[STORED ROWS]:

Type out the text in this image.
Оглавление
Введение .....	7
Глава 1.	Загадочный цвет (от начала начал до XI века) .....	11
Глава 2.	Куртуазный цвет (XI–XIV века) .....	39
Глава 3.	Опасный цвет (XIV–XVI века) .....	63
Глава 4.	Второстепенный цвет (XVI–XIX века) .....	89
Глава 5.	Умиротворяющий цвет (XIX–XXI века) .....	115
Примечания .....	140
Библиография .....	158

==

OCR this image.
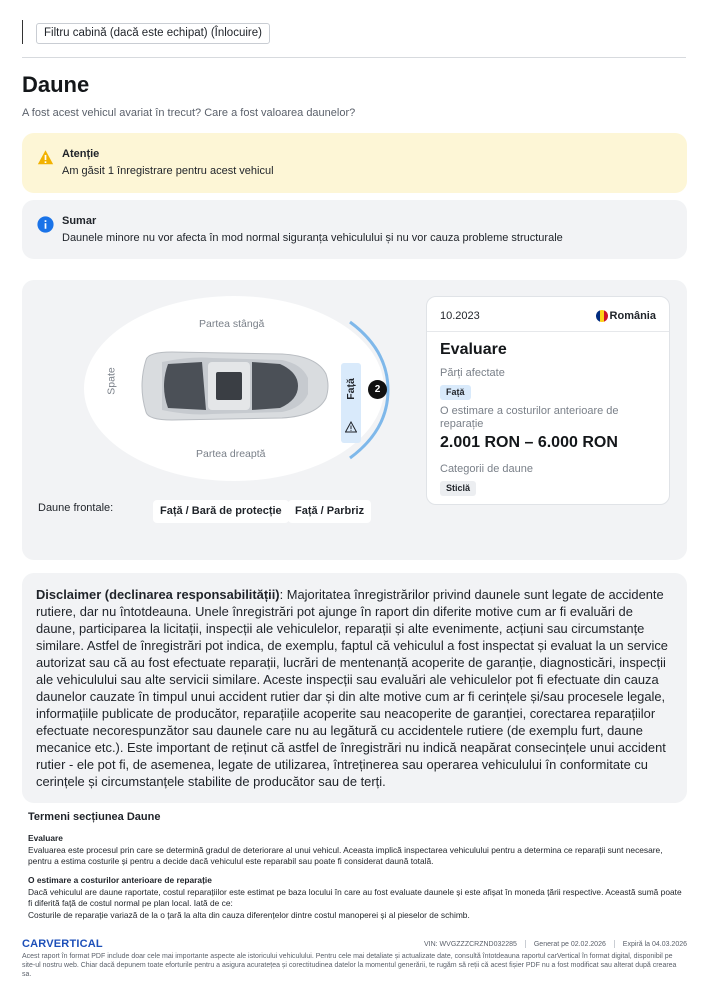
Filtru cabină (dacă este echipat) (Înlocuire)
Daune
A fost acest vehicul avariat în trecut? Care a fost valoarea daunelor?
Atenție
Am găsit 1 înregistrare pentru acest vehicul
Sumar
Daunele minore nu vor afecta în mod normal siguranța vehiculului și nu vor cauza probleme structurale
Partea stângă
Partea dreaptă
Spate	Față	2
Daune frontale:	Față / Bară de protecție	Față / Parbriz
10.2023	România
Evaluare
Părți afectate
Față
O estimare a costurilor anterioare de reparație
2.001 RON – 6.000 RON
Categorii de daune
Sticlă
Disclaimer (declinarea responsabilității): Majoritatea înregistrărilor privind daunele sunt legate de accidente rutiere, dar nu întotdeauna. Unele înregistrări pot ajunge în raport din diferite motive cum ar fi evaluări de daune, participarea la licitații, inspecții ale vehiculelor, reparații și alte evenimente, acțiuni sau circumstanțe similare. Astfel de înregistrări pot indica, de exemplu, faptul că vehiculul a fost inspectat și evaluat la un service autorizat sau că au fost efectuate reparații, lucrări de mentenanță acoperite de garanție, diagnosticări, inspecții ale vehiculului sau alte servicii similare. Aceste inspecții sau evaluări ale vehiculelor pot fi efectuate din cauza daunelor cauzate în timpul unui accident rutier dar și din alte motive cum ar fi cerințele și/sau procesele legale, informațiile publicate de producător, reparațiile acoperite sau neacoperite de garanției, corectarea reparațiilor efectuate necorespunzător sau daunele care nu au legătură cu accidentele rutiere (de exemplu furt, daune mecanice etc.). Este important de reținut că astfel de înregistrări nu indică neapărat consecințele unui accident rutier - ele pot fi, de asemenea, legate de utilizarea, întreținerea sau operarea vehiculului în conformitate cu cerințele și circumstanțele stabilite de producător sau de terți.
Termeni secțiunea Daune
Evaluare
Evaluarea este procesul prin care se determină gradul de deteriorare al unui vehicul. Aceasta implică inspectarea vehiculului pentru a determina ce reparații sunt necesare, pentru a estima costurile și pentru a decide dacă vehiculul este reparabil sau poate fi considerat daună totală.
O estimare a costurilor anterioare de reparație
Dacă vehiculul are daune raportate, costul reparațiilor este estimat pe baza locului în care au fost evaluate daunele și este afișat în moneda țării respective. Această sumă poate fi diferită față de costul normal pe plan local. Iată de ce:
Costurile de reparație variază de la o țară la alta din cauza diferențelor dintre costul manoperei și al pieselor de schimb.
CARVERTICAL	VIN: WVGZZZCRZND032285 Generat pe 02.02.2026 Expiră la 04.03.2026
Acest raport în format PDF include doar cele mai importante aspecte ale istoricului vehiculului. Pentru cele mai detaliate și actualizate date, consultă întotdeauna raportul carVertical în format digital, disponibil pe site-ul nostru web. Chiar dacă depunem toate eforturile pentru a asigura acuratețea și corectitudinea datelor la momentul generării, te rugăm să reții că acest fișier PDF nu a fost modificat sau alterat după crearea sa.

[WRITTEN EXERCISE]: In the records above, collect each line with "цвет".

[SOLUTION TO THE EXERCISE]:
Глава 1.	Загадочный цвет (от начала начал до XI века) .....	11
Глава 2.	Куртуазный цвет (XI–XIV века) .....	39
Глава 3.	Опасный цвет (XIV–XVI века) .....	63
Глава 4.	Второстепенный цвет (XVI–XIX века) .....	89
Глава 5.	Умиротворяющий цвет (XIX–XXI века) .....	115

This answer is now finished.